* **PROBLEM**
Copy out the data below word for word, everything from the line containing "sender-name: yeonjun <box>155" down to the line containing "message-text: uk <box>175 337 223 383</box>", with both of those lines included.

# MATERIAL PROVIDED start

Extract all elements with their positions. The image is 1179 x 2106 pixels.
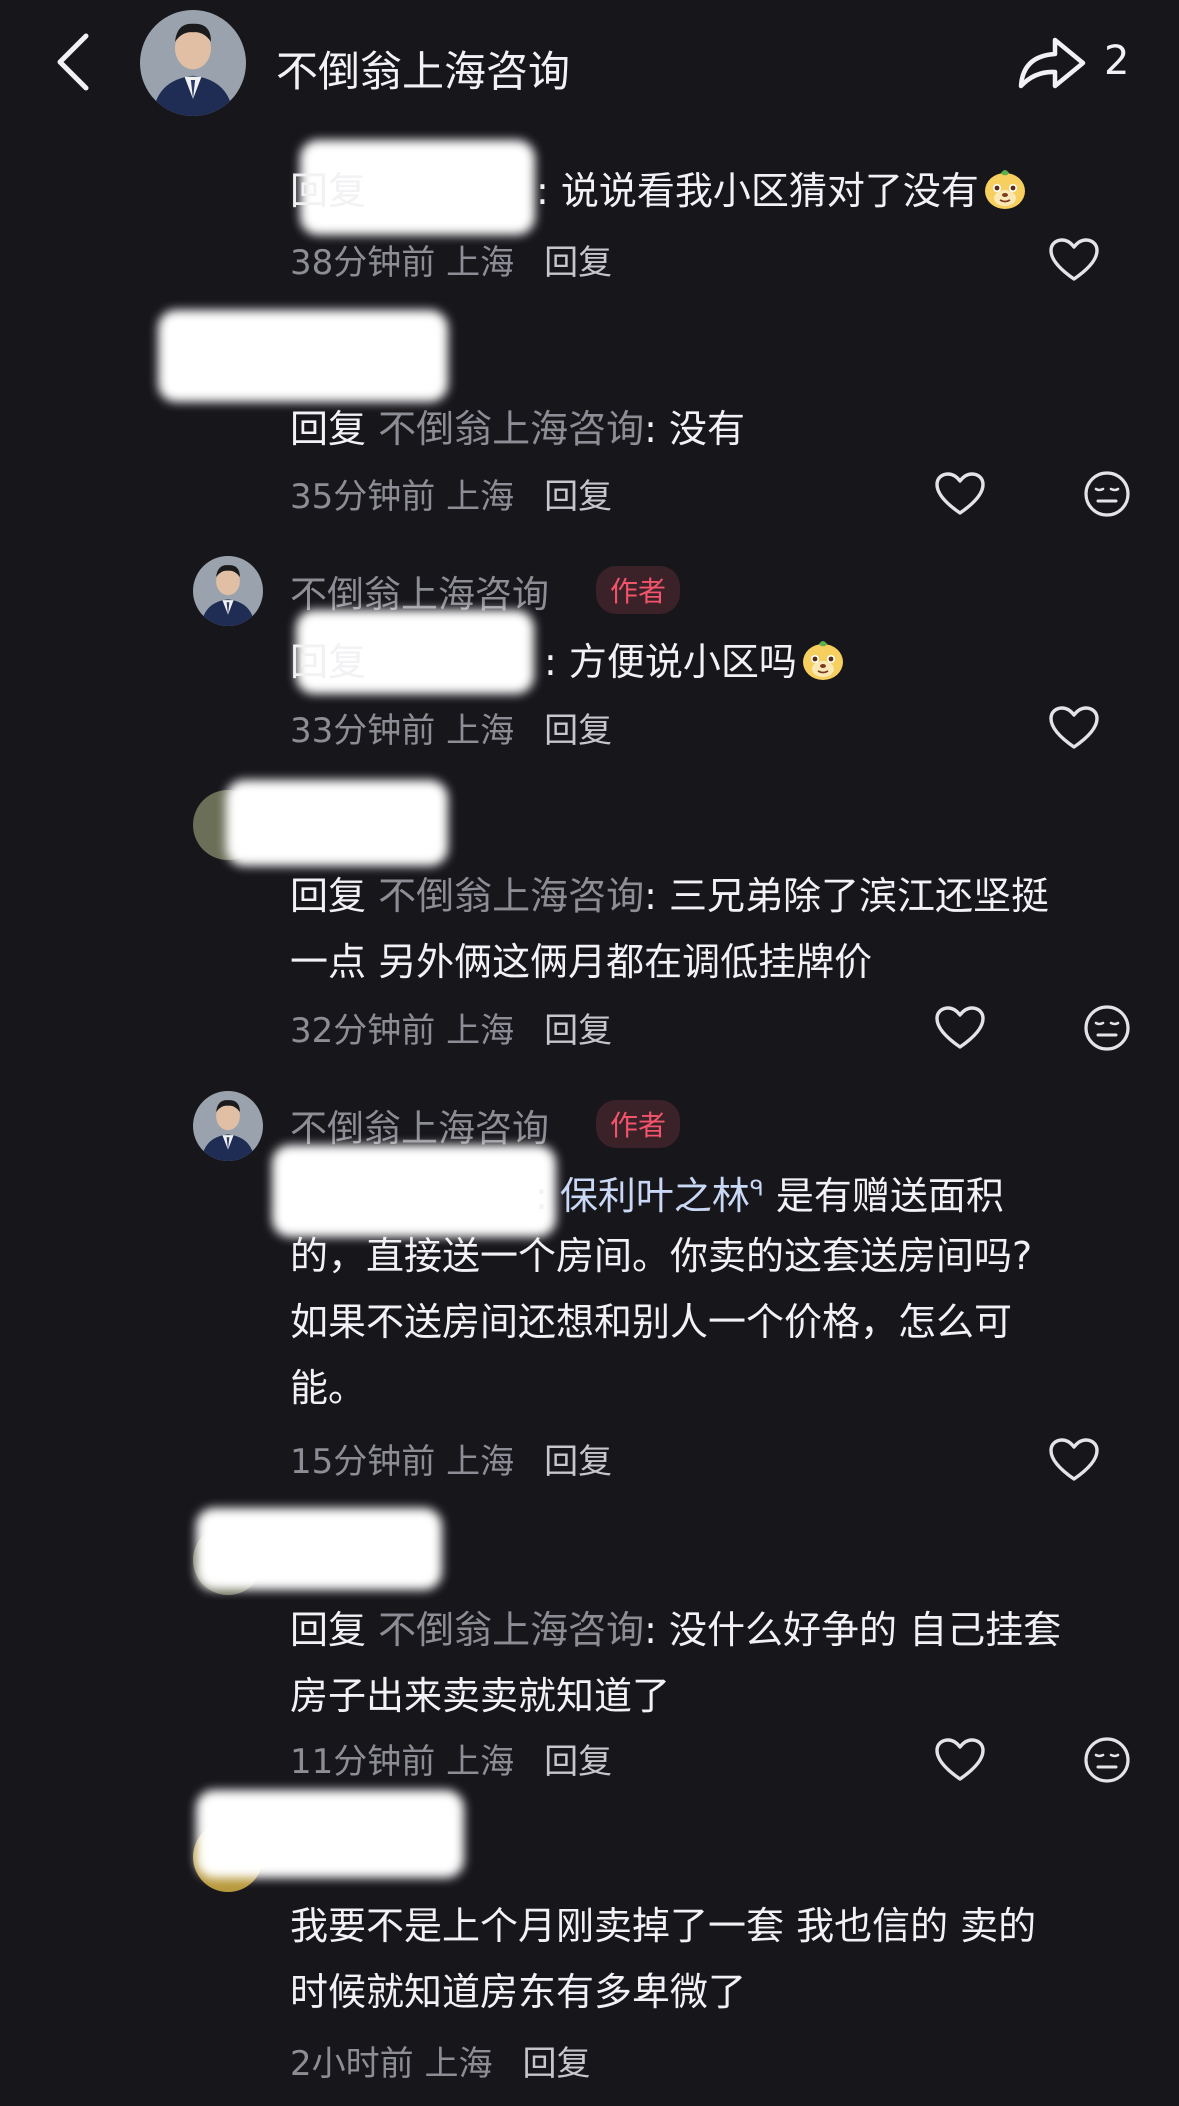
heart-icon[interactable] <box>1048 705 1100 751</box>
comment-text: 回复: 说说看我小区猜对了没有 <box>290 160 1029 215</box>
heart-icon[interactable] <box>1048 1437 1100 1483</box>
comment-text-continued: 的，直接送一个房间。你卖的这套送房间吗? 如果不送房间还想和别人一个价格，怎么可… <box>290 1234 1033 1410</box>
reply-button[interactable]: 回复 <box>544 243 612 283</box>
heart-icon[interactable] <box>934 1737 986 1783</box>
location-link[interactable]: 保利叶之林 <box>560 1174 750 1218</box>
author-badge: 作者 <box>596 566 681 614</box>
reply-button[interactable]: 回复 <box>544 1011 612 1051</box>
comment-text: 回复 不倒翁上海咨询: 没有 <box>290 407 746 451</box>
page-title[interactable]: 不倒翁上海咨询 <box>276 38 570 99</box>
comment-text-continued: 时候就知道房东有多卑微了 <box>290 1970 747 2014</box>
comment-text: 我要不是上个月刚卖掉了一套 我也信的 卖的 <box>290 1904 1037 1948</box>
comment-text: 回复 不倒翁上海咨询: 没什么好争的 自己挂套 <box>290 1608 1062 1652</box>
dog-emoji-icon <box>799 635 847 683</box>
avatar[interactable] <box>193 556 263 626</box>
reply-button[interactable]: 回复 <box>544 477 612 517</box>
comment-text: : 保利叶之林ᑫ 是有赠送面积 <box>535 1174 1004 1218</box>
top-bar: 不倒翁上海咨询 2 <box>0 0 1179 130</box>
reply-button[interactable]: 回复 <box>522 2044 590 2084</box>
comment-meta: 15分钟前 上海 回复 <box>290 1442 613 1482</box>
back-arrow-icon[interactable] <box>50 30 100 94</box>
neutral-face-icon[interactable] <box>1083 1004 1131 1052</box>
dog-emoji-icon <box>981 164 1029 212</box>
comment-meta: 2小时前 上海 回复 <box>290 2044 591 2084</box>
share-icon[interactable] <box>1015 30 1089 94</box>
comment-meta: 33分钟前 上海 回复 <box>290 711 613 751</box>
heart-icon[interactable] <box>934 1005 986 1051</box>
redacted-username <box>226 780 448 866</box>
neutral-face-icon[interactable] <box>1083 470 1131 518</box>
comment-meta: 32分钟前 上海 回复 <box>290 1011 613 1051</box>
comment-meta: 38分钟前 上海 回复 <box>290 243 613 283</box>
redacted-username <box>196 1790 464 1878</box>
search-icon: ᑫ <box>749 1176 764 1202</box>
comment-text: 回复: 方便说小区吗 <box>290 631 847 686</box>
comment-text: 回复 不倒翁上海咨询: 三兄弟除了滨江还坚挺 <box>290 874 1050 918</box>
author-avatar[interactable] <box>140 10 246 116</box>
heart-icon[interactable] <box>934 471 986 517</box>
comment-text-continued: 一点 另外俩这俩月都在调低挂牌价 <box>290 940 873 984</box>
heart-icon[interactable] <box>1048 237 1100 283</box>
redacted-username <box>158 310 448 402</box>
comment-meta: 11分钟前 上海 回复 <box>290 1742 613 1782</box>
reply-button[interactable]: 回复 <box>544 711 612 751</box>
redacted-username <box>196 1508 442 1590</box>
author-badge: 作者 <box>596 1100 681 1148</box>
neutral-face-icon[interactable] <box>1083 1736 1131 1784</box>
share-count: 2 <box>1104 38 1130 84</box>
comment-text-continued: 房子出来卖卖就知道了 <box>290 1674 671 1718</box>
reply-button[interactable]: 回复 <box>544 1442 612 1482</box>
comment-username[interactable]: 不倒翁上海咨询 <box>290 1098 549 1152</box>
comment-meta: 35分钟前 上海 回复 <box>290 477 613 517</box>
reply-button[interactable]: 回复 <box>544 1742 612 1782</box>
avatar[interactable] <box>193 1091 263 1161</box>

# MATERIAL PROVIDED end
# MATERIAL PROVIDED start

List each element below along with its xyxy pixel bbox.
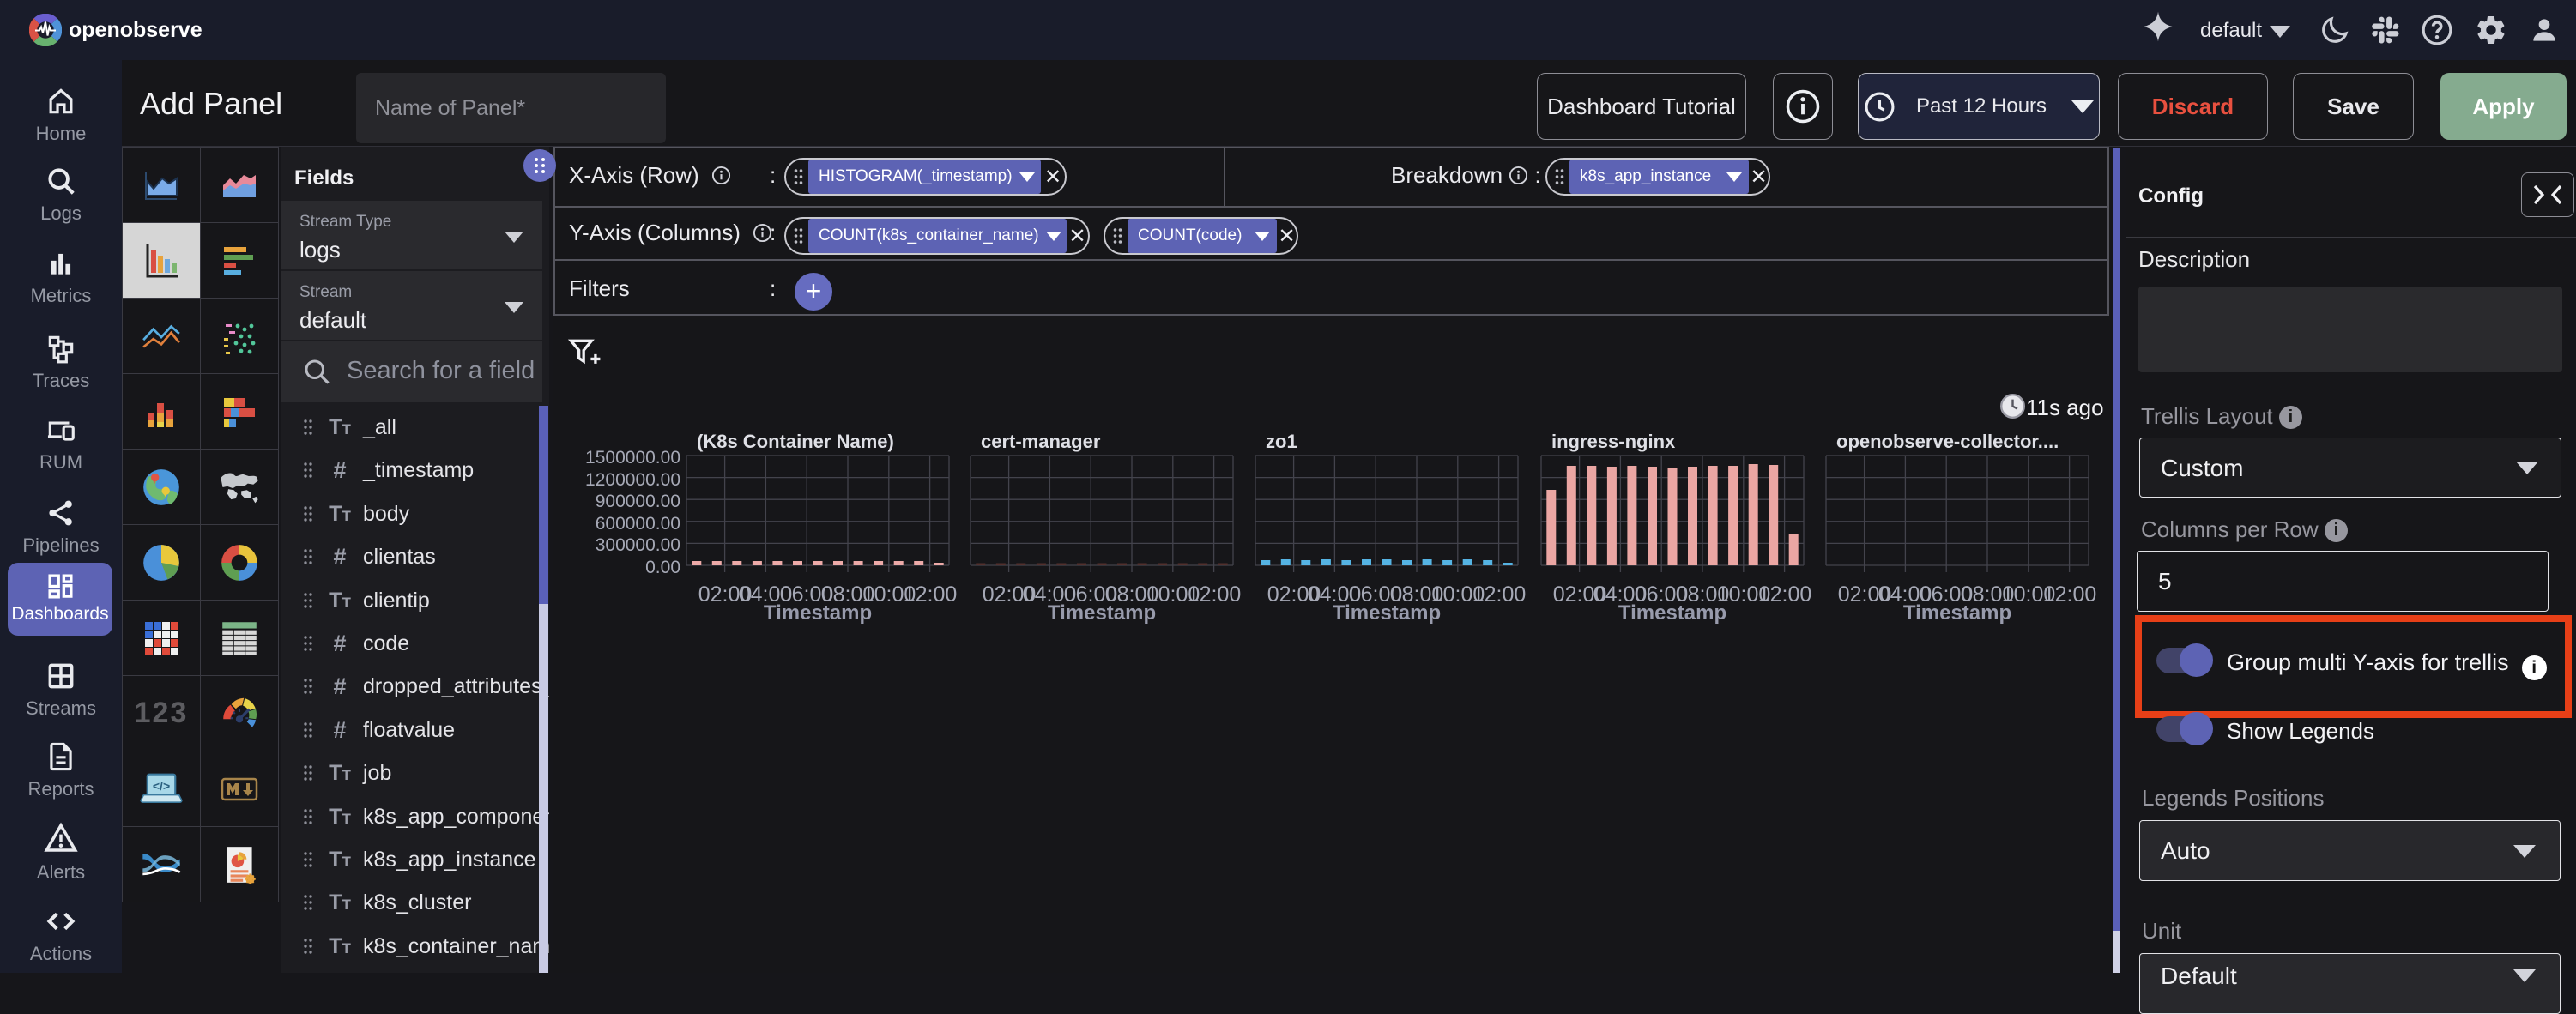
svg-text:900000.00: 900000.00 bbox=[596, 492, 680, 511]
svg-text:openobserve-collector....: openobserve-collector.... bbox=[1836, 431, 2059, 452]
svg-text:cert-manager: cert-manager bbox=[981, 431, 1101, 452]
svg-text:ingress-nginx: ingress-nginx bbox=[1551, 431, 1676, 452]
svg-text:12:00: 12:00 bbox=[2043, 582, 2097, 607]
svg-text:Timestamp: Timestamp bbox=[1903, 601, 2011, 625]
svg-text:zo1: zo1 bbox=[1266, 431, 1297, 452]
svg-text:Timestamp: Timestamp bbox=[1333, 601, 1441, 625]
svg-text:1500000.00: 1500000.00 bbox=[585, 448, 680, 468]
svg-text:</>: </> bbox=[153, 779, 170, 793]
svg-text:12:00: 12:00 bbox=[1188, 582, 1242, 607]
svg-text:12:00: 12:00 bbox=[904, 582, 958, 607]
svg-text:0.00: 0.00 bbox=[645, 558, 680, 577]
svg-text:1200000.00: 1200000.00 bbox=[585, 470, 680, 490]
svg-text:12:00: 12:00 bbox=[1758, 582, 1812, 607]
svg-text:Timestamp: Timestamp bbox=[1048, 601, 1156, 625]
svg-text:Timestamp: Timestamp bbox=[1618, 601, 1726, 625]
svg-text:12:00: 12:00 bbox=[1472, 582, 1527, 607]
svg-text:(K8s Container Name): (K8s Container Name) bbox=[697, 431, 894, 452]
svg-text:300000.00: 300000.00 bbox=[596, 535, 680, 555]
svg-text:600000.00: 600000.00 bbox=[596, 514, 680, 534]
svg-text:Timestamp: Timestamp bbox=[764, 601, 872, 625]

# MATERIAL PROVIDED end
# MATERIAL PROVIDED start

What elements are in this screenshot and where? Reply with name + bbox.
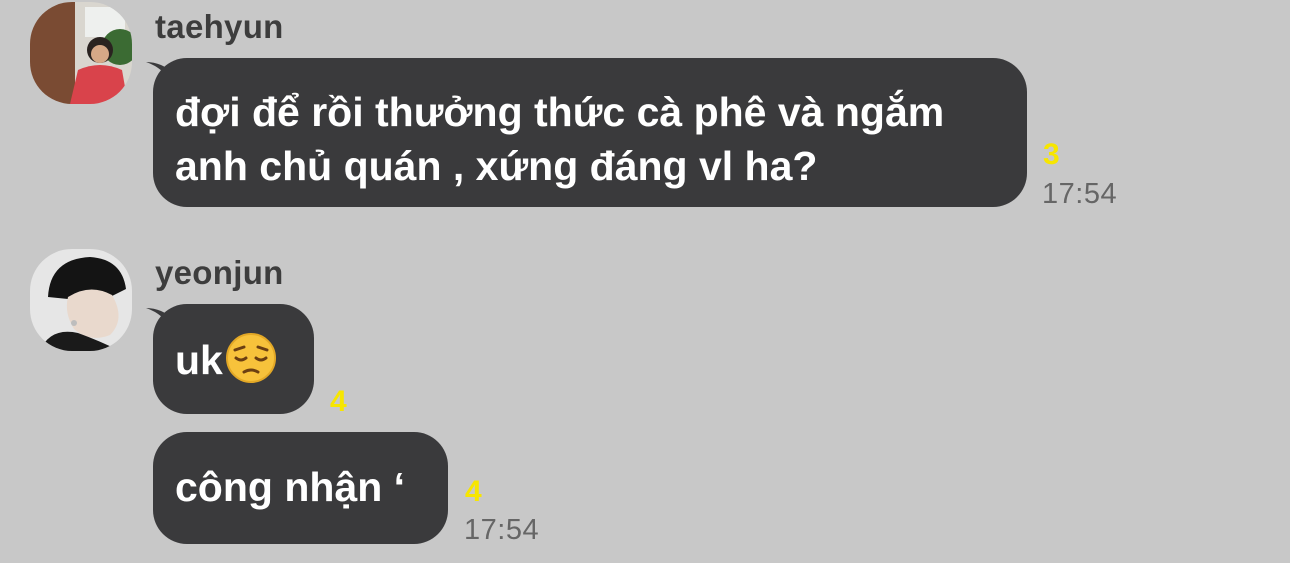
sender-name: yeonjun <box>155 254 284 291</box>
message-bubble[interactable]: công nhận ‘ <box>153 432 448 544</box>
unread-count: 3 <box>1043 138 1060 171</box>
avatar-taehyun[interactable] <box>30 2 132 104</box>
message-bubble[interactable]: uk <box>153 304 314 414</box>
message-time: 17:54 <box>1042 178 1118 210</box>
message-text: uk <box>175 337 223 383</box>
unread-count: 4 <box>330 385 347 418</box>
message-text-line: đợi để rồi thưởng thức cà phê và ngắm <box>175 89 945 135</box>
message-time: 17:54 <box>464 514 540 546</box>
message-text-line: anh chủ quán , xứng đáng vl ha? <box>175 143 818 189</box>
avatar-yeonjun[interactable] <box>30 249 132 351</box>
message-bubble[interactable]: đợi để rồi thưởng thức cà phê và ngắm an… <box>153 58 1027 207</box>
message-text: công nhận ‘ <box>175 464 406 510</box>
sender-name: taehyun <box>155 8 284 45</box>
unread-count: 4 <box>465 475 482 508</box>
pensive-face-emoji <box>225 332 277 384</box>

# MATERIAL PROVIDED end

* **TASK SOLUTION**
sender-name: yeonjun <box>155 254 284 291</box>
message-bubble[interactable]: công nhận ‘ <box>153 432 448 544</box>
unread-count: 3 <box>1043 138 1060 171</box>
avatar-taehyun[interactable] <box>30 2 132 104</box>
message-bubble[interactable]: uk <box>153 304 314 414</box>
message-time: 17:54 <box>1042 178 1118 210</box>
message-text: uk <box>175 337 223 383</box>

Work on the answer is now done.